▶ _What to work on_: Retype exactly the lines of the listing below from the one with "Parse this screenshot: output" through the last, both included, and leave every picture out.

▶ _Records provided_:
........

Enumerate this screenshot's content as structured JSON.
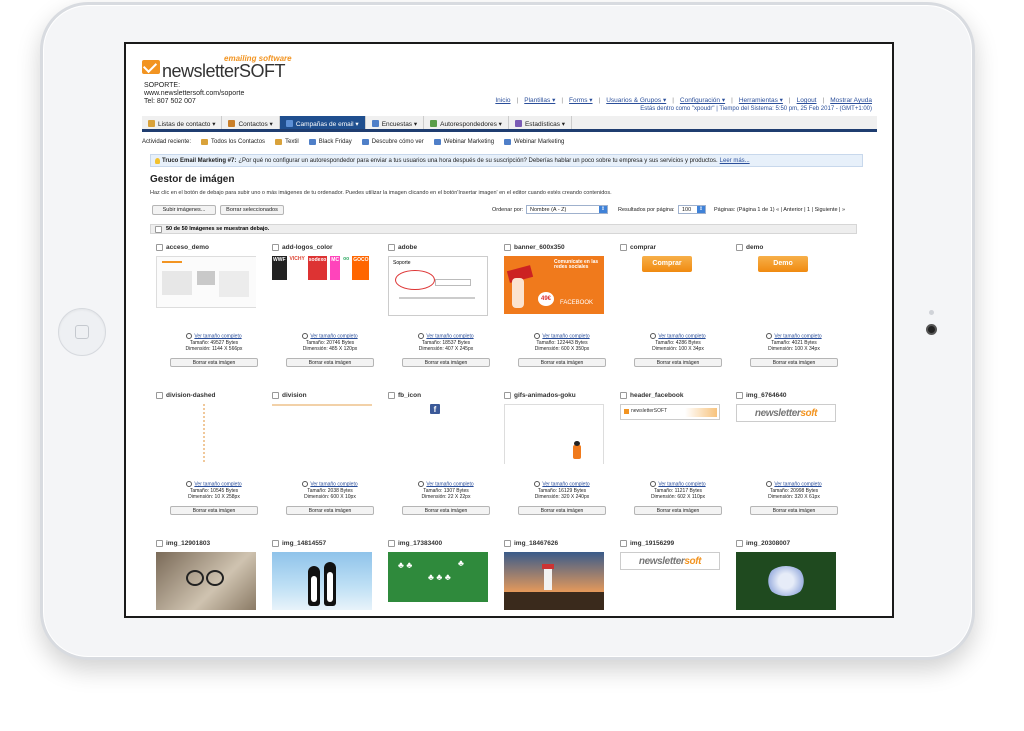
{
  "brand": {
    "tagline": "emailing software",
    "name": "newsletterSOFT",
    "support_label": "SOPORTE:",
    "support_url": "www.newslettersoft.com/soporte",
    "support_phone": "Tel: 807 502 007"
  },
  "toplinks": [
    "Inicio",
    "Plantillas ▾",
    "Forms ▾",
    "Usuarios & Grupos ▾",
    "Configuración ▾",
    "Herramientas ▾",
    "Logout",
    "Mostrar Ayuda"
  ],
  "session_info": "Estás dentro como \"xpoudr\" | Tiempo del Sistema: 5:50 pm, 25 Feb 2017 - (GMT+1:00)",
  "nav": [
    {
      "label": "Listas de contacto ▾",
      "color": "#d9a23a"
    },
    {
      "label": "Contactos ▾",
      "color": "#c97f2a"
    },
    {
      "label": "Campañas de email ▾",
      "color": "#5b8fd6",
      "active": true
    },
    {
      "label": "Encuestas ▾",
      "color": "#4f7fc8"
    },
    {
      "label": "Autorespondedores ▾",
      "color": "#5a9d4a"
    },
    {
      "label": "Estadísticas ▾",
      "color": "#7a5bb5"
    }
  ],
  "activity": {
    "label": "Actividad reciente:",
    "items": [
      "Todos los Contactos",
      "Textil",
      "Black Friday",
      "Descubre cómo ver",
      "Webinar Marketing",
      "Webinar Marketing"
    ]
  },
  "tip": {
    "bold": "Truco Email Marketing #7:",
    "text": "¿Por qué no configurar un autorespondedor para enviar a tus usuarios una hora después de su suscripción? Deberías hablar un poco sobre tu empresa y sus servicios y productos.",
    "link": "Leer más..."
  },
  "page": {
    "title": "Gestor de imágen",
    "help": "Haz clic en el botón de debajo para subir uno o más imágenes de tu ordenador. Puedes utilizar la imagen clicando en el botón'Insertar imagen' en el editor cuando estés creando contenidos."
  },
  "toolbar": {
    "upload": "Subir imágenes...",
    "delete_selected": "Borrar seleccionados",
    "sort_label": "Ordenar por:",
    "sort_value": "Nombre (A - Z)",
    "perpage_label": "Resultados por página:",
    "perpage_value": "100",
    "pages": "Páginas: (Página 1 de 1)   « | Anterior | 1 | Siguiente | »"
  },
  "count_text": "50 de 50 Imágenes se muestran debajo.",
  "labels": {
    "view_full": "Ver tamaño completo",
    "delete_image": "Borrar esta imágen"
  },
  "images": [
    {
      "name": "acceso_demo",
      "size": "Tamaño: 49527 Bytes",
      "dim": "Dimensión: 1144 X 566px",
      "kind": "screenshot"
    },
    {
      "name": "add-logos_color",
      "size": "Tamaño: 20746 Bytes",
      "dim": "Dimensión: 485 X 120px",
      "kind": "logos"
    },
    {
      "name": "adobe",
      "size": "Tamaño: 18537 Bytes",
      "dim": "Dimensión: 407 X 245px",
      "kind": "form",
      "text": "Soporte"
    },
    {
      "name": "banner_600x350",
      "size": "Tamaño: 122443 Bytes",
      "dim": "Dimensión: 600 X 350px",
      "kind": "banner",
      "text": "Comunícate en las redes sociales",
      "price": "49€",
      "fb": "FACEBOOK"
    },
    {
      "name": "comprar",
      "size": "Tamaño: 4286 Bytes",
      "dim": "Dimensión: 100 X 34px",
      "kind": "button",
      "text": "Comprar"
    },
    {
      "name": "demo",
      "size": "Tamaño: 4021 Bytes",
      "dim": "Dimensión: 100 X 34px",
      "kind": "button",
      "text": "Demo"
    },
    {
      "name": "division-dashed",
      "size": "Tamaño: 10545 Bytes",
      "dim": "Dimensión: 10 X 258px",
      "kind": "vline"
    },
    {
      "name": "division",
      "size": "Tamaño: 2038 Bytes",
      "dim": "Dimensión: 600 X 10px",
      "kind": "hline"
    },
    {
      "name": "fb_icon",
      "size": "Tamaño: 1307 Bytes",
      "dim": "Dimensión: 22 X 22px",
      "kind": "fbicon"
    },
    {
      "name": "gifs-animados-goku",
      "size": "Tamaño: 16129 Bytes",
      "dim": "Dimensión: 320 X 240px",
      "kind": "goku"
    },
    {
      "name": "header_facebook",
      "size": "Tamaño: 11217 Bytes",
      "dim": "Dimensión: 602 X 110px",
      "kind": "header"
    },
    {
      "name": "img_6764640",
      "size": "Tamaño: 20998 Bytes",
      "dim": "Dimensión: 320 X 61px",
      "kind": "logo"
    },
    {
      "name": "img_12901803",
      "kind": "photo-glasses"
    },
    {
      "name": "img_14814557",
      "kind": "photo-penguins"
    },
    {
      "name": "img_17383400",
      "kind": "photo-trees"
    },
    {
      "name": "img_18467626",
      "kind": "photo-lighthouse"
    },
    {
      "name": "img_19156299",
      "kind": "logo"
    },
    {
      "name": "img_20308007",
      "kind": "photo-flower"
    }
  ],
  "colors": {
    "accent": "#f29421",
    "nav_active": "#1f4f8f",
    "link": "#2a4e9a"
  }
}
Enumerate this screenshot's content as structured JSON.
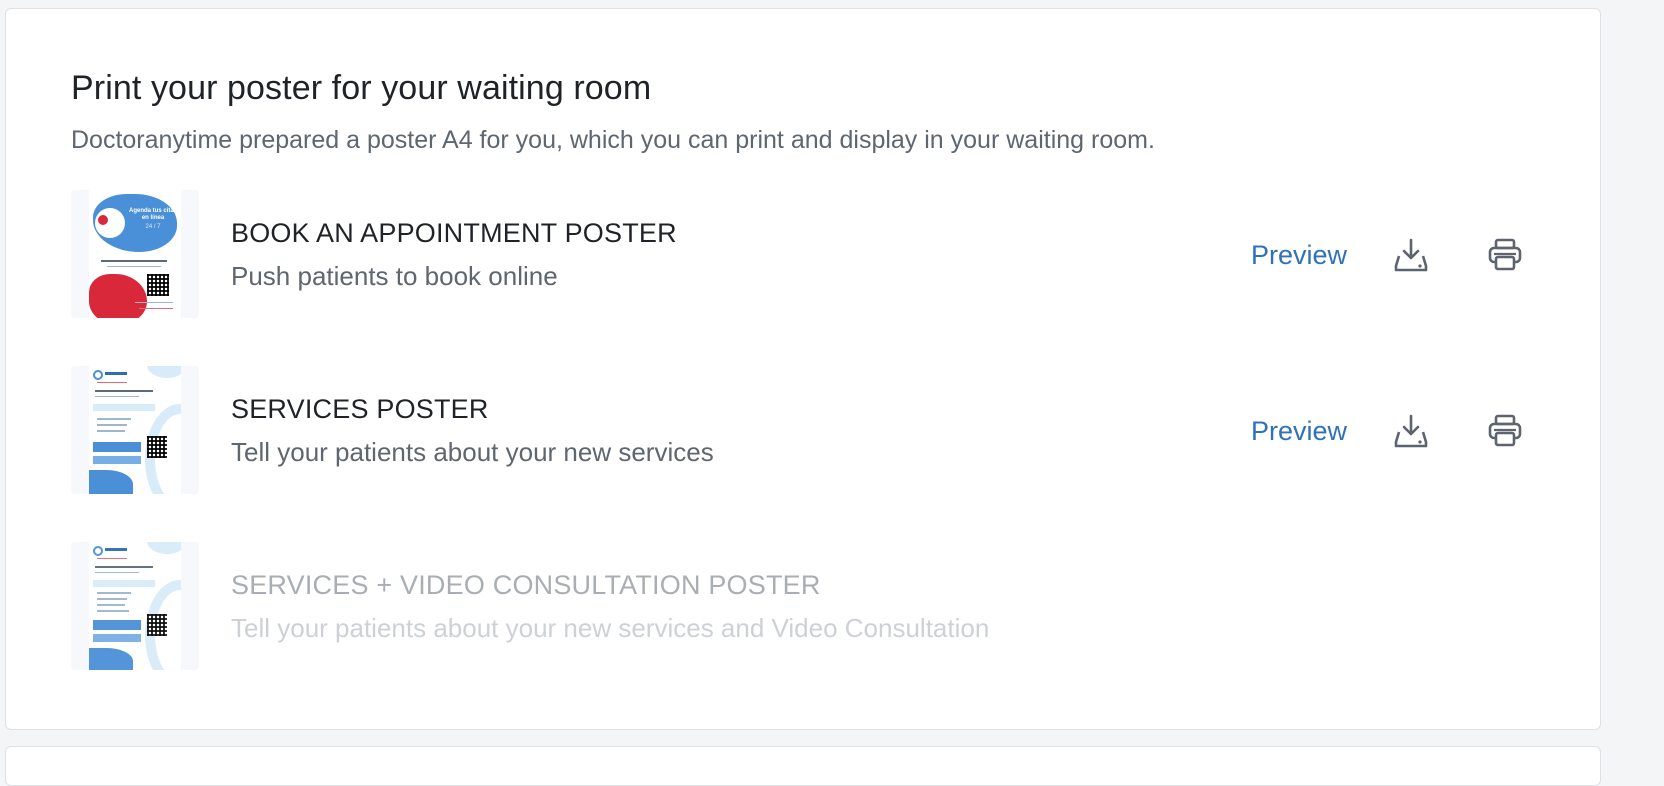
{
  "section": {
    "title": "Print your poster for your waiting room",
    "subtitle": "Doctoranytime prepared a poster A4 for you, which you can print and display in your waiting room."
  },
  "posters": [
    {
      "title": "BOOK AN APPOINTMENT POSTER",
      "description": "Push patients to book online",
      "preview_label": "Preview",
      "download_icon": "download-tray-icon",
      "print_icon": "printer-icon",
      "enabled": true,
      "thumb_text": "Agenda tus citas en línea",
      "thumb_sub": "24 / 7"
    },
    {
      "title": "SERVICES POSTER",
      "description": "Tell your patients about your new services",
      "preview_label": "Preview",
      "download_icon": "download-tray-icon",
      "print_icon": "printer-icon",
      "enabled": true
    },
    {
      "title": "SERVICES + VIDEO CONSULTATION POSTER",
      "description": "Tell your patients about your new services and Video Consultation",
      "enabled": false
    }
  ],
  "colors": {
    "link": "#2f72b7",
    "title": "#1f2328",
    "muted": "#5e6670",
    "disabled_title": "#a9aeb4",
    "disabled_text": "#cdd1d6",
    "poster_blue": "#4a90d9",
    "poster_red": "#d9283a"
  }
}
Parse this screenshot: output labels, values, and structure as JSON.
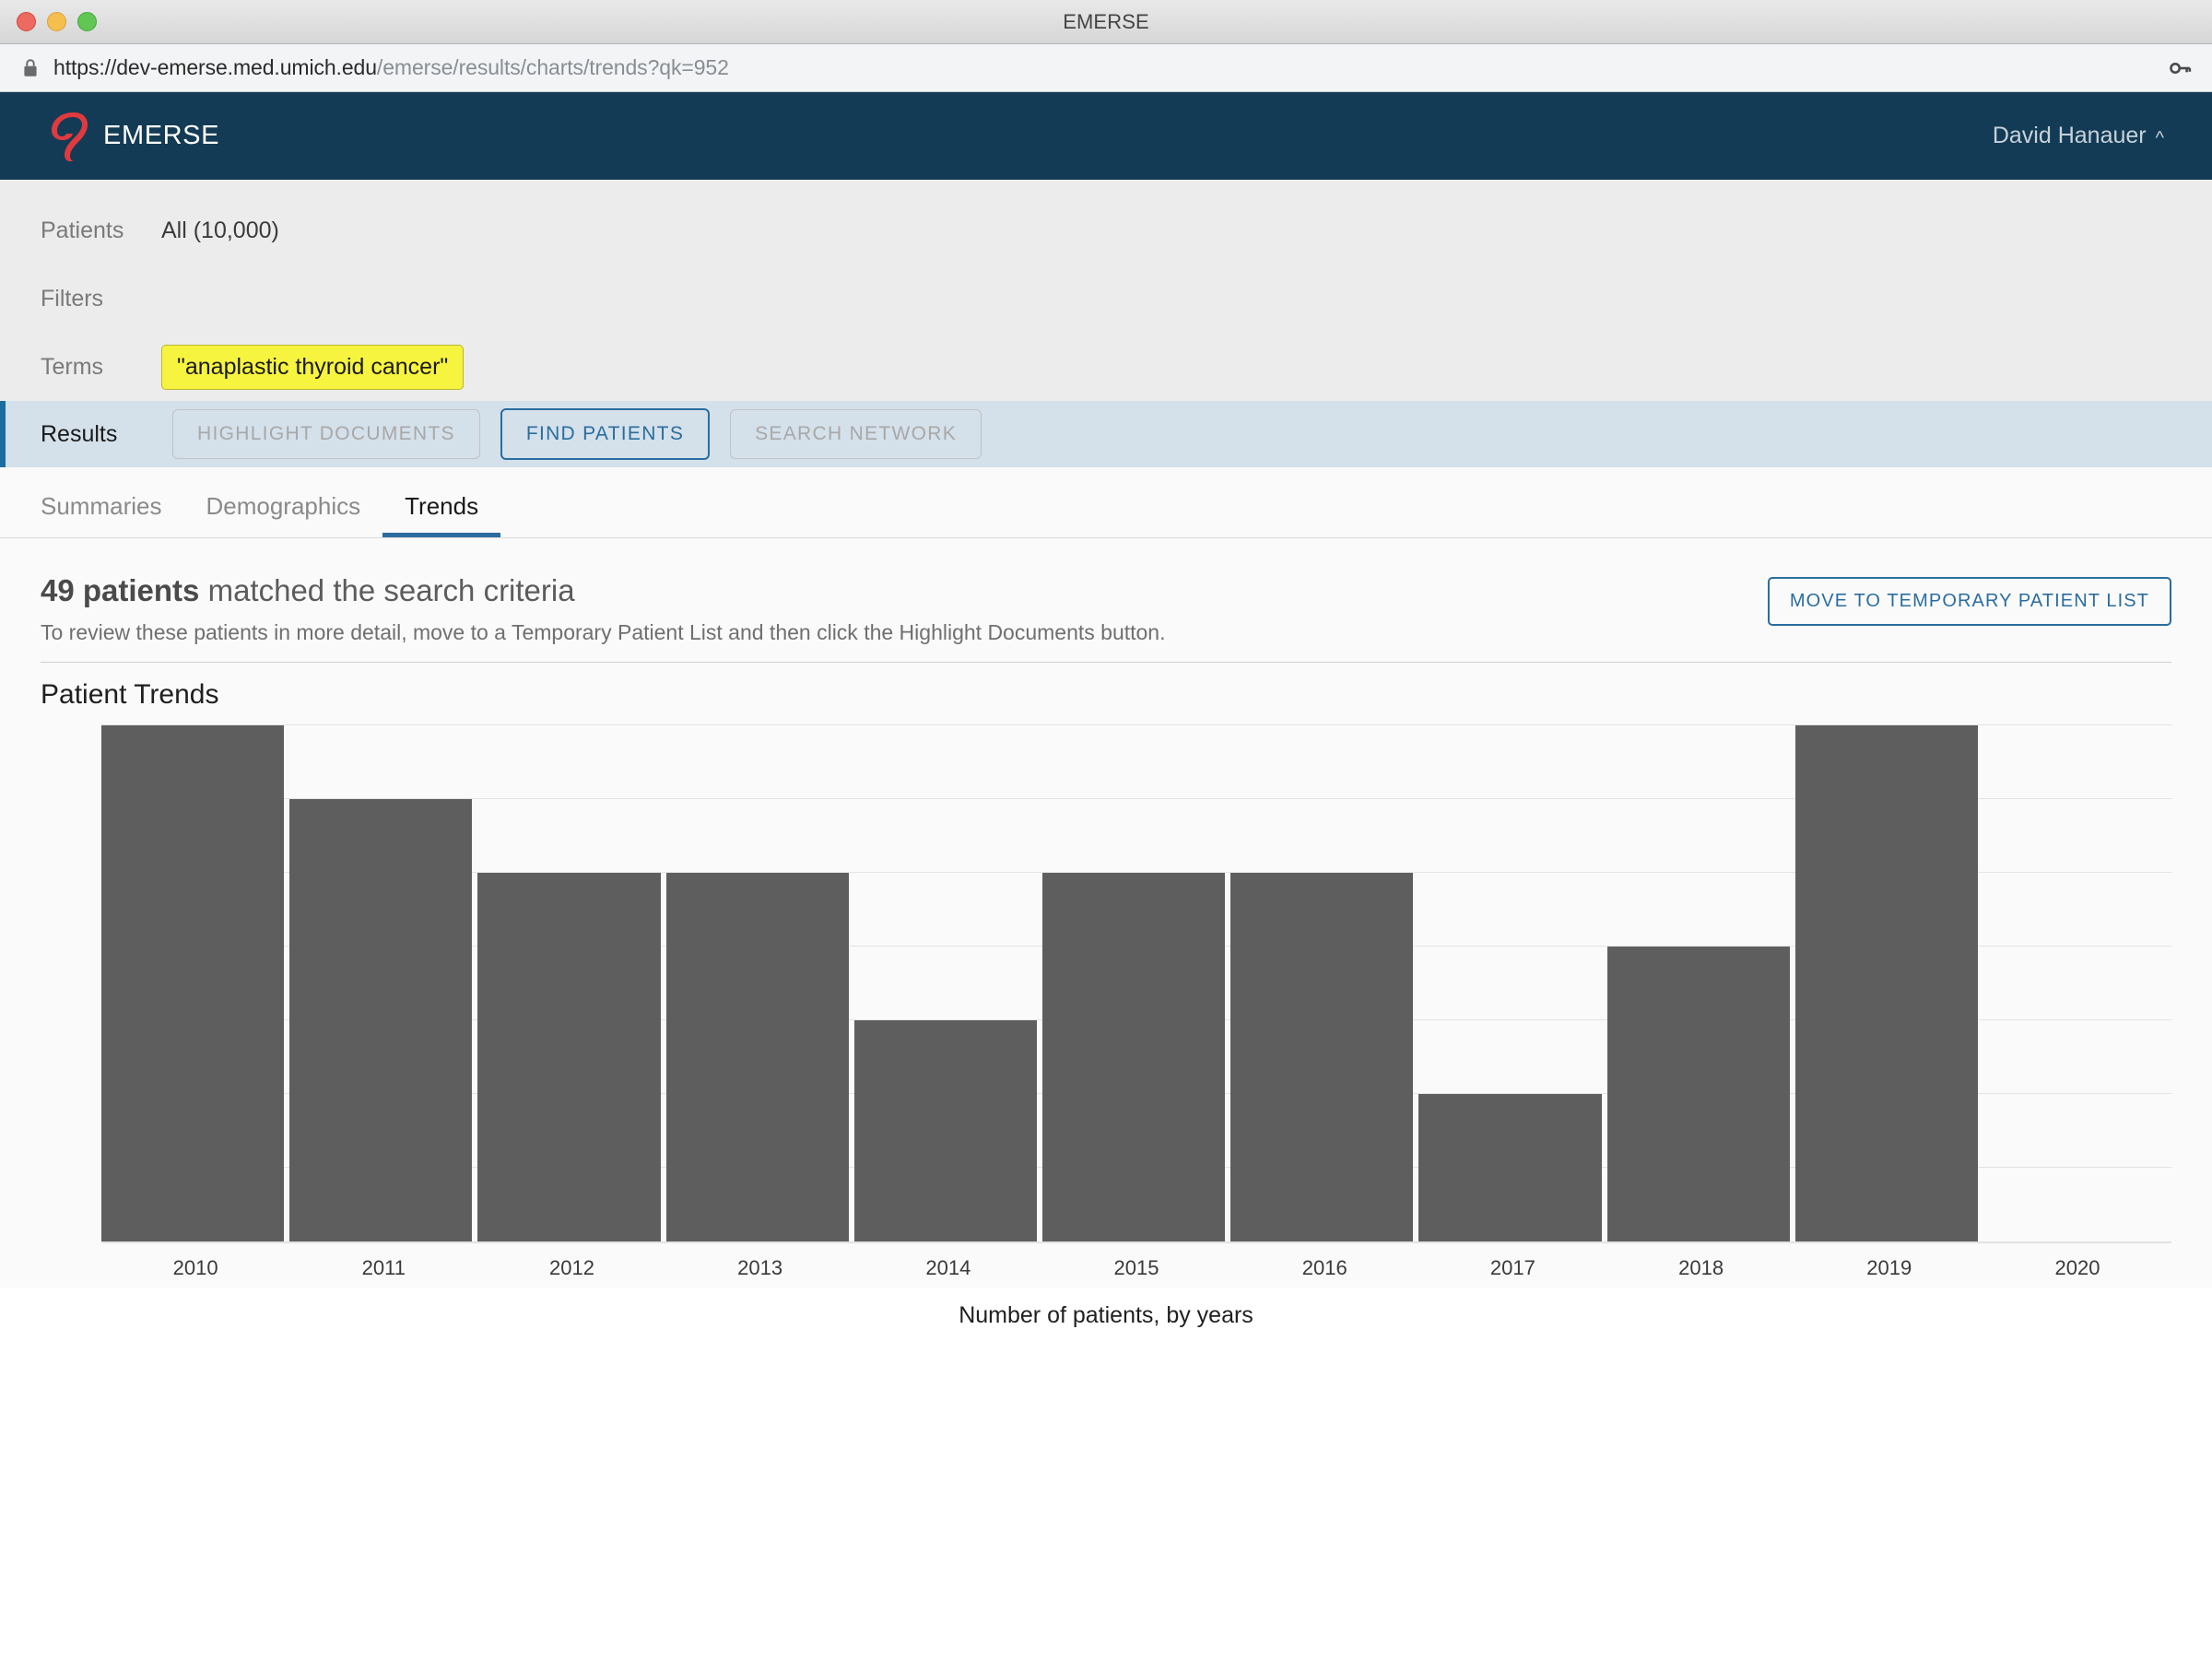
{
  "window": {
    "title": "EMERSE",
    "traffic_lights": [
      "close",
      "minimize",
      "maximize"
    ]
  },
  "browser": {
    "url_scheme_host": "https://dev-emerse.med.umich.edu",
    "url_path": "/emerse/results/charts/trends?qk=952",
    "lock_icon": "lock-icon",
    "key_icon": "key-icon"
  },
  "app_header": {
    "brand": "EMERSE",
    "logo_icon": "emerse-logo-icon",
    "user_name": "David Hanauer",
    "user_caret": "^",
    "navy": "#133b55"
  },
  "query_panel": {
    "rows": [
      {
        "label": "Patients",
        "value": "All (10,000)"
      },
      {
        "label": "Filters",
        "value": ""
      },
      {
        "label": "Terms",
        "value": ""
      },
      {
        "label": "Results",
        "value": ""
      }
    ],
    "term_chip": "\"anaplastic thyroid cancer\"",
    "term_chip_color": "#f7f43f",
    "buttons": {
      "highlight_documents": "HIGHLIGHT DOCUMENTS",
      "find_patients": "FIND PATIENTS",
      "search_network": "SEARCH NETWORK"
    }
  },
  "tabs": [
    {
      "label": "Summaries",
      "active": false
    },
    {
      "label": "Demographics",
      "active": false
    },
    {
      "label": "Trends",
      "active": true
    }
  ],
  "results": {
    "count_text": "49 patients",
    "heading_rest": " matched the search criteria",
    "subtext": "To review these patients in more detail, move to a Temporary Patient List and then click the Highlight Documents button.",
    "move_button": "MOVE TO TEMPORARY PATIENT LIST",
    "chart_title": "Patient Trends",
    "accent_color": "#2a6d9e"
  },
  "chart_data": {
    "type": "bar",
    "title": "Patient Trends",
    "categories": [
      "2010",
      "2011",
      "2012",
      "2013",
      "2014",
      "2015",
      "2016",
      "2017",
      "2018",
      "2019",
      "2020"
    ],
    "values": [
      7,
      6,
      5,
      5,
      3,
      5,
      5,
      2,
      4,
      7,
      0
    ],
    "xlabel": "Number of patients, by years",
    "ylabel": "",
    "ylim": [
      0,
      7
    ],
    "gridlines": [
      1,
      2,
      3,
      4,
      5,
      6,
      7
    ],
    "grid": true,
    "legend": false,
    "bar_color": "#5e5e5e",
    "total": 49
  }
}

........

▶ _Task result_:
Parse this screenshot: output labels, values, and structure as JSON.
{
  "window": {
    "title": "EMERSE",
    "traffic_lights": [
      "close",
      "minimize",
      "maximize"
    ]
  },
  "browser": {
    "url_scheme_host": "https://dev-emerse.med.umich.edu",
    "url_path": "/emerse/results/charts/trends?qk=952",
    "lock_icon": "lock-icon",
    "key_icon": "key-icon"
  },
  "app_header": {
    "brand": "EMERSE",
    "logo_icon": "emerse-logo-icon",
    "user_name": "David Hanauer",
    "user_caret": "^",
    "navy": "#133b55"
  },
  "query_panel": {
    "rows": [
      {
        "label": "Patients",
        "value": "All (10,000)"
      },
      {
        "label": "Filters",
        "value": ""
      },
      {
        "label": "Terms",
        "value": ""
      },
      {
        "label": "Results",
        "value": ""
      }
    ],
    "term_chip": "\"anaplastic thyroid cancer\"",
    "term_chip_color": "#f7f43f",
    "buttons": {
      "highlight_documents": "HIGHLIGHT DOCUMENTS",
      "find_patients": "FIND PATIENTS",
      "search_network": "SEARCH NETWORK"
    }
  },
  "tabs": [
    {
      "label": "Summaries",
      "active": false
    },
    {
      "label": "Demographics",
      "active": false
    },
    {
      "label": "Trends",
      "active": true
    }
  ],
  "results": {
    "count_text": "49 patients",
    "heading_rest": " matched the search criteria",
    "subtext": "To review these patients in more detail, move to a Temporary Patient List and then click the Highlight Documents button.",
    "move_button": "MOVE TO TEMPORARY PATIENT LIST",
    "chart_title": "Patient Trends",
    "accent_color": "#2a6d9e"
  },
  "chart_data": {
    "type": "bar",
    "title": "Patient Trends",
    "categories": [
      "2010",
      "2011",
      "2012",
      "2013",
      "2014",
      "2015",
      "2016",
      "2017",
      "2018",
      "2019",
      "2020"
    ],
    "values": [
      7,
      6,
      5,
      5,
      3,
      5,
      5,
      2,
      4,
      7,
      0
    ],
    "xlabel": "Number of patients, by years",
    "ylabel": "",
    "ylim": [
      0,
      7
    ],
    "gridlines": [
      1,
      2,
      3,
      4,
      5,
      6,
      7
    ],
    "grid": true,
    "legend": false,
    "bar_color": "#5e5e5e",
    "total": 49
  }
}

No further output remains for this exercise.